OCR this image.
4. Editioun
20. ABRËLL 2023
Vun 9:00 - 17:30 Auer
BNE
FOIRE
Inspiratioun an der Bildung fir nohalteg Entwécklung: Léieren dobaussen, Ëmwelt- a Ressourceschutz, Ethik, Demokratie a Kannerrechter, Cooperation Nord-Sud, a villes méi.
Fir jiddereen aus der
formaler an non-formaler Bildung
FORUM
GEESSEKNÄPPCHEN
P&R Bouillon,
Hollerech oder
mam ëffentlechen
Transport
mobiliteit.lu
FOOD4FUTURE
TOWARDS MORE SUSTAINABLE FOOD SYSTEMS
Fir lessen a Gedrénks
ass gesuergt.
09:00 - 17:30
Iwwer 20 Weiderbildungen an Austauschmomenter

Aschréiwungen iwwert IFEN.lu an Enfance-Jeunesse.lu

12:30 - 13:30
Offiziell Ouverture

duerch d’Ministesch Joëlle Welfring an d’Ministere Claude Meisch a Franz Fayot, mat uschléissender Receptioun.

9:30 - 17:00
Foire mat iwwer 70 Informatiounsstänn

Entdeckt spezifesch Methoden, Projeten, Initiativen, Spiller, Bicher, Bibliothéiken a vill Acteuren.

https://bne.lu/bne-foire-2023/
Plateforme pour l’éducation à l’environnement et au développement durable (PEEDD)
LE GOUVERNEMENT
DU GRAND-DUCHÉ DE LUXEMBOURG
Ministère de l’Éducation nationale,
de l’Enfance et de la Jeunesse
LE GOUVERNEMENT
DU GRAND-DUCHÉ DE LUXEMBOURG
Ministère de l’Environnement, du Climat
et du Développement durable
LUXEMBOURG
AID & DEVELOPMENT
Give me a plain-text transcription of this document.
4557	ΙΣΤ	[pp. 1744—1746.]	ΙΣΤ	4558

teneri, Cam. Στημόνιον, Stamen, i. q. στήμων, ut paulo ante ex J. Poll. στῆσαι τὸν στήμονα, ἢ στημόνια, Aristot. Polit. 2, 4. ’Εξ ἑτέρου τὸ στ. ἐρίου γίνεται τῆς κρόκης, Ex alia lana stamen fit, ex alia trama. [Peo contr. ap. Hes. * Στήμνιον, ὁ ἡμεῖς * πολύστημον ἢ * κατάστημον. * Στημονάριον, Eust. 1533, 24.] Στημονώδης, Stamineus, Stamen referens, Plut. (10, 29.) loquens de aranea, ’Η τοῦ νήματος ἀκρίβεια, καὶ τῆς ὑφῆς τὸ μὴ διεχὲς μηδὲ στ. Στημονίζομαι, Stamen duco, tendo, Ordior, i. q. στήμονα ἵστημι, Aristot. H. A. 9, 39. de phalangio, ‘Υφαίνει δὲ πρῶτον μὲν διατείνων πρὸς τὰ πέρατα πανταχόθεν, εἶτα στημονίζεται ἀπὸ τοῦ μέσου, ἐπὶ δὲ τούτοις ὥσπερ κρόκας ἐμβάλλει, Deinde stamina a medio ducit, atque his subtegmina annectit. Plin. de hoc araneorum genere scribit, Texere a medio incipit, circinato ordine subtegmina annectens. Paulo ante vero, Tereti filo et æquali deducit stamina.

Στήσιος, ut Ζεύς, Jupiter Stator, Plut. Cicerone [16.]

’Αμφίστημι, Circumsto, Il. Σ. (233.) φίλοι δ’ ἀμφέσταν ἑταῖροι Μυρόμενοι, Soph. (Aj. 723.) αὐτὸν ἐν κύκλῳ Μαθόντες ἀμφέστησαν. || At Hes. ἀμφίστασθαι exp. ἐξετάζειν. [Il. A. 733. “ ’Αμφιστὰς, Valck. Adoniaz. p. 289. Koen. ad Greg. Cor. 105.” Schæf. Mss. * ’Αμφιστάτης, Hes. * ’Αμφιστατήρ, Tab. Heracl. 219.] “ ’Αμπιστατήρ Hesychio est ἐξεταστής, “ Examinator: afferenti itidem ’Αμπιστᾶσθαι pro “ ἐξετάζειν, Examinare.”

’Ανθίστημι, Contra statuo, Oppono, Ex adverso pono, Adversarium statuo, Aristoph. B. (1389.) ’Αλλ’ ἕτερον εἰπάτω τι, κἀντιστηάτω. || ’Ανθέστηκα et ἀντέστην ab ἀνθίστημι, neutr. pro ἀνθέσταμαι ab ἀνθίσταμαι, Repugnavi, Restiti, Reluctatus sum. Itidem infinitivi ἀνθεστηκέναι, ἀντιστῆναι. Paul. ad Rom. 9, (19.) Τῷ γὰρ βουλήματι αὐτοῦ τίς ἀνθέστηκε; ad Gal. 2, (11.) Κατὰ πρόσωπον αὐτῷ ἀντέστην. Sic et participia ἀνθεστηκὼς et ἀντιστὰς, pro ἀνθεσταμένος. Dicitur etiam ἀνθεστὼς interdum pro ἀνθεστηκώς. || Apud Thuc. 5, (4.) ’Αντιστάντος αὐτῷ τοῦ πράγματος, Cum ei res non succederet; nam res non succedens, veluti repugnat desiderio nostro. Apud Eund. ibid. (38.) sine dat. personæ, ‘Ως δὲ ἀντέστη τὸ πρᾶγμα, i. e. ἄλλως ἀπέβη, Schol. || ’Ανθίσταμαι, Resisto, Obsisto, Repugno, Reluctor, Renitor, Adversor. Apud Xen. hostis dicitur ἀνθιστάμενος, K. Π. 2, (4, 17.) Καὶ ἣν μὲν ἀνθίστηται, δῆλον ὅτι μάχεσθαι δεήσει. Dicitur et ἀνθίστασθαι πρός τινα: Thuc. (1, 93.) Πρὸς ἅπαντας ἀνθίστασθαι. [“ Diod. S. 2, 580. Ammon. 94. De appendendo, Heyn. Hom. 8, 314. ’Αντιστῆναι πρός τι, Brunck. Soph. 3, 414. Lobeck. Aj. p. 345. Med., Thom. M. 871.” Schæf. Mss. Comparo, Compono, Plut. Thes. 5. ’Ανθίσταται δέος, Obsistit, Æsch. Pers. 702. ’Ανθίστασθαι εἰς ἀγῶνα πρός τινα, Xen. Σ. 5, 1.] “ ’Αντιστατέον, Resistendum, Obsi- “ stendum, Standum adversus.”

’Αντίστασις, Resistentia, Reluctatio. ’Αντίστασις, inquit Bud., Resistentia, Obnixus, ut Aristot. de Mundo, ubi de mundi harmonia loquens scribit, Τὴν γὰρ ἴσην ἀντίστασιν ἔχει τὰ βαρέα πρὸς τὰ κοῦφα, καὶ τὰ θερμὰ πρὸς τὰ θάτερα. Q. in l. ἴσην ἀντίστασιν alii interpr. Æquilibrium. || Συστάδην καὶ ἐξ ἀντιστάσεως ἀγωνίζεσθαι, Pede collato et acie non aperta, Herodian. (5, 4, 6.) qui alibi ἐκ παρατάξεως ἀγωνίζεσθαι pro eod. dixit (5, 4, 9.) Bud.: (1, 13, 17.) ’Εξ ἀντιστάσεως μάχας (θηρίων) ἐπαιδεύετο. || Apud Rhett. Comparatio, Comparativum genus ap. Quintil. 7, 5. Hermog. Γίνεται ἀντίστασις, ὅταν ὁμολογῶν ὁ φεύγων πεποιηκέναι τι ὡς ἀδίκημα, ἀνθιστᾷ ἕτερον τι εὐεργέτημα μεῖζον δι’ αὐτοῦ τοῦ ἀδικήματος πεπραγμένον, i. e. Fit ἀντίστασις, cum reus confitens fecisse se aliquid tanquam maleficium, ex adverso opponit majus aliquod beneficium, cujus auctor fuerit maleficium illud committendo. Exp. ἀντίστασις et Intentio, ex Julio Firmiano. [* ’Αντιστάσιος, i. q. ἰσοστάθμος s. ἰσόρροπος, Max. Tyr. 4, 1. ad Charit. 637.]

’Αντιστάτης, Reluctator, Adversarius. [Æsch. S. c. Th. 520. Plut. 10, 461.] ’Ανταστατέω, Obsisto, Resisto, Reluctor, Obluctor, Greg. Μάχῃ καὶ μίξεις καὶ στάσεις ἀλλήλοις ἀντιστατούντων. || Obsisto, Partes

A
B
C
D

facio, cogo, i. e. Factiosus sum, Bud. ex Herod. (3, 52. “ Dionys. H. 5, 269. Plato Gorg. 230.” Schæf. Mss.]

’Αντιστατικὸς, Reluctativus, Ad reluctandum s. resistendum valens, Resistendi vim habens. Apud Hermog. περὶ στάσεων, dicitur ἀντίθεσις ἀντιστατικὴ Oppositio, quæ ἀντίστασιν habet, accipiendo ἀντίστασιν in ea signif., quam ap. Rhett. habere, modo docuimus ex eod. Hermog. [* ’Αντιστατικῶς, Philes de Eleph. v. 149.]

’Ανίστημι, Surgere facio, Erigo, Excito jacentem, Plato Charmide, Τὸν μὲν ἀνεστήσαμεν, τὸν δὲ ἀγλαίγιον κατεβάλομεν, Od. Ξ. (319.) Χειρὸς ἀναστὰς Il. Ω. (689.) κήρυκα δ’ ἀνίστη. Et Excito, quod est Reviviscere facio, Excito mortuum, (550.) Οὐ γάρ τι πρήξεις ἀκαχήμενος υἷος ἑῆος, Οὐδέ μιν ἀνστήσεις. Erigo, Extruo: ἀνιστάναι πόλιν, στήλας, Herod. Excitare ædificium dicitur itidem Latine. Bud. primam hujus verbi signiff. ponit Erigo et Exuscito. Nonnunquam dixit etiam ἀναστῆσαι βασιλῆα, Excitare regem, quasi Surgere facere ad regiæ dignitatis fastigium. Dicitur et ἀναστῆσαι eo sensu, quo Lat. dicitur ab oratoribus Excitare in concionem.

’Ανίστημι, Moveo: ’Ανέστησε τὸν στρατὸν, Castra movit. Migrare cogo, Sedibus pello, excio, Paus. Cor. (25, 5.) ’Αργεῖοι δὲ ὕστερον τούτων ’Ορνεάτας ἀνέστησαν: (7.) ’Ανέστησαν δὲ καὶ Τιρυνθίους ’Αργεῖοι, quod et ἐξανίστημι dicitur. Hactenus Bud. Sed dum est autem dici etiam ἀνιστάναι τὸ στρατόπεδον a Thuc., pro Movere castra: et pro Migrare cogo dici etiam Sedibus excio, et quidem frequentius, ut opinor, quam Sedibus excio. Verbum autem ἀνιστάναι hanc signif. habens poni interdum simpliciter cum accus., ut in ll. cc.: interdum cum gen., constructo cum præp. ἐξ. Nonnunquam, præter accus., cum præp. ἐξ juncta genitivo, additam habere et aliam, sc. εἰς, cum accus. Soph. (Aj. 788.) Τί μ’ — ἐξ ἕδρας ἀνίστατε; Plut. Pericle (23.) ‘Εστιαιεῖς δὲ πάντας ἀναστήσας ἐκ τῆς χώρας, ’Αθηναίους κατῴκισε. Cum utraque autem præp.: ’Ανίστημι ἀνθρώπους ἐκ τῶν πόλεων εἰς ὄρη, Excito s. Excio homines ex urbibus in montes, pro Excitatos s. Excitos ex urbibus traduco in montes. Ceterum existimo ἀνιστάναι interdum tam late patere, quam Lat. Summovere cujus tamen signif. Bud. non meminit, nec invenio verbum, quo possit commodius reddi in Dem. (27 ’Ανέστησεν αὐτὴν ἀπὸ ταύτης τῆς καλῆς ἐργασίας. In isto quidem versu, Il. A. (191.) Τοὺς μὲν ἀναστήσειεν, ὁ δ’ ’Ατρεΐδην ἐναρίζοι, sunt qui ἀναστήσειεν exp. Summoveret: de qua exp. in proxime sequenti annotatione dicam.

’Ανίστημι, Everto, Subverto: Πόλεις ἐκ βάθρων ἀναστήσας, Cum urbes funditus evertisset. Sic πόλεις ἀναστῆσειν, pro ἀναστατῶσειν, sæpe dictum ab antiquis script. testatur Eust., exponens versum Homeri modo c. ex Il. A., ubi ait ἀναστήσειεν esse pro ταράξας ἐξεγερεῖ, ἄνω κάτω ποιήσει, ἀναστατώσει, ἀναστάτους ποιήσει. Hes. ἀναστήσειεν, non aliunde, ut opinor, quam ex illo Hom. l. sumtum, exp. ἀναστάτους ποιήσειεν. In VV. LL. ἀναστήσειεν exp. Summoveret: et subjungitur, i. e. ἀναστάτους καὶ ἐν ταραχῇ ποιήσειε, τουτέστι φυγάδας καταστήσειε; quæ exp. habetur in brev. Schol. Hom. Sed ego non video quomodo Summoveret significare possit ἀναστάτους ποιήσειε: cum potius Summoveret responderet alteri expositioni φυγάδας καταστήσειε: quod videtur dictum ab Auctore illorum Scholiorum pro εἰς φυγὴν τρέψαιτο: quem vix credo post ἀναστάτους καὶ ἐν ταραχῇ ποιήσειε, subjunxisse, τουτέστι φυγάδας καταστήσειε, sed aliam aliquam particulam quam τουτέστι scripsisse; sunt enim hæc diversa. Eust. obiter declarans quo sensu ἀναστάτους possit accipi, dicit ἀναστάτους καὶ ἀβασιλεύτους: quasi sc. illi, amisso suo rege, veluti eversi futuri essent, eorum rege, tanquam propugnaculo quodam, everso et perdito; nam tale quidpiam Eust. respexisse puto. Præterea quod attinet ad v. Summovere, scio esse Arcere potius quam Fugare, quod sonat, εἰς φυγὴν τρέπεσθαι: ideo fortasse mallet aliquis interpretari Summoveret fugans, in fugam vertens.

···

● **Problem requirements**
Filter out every line that lacks the word "this", and copy the rest.

● **Exercise response**
OCR this image.
Give me a plain-text transcription of this document.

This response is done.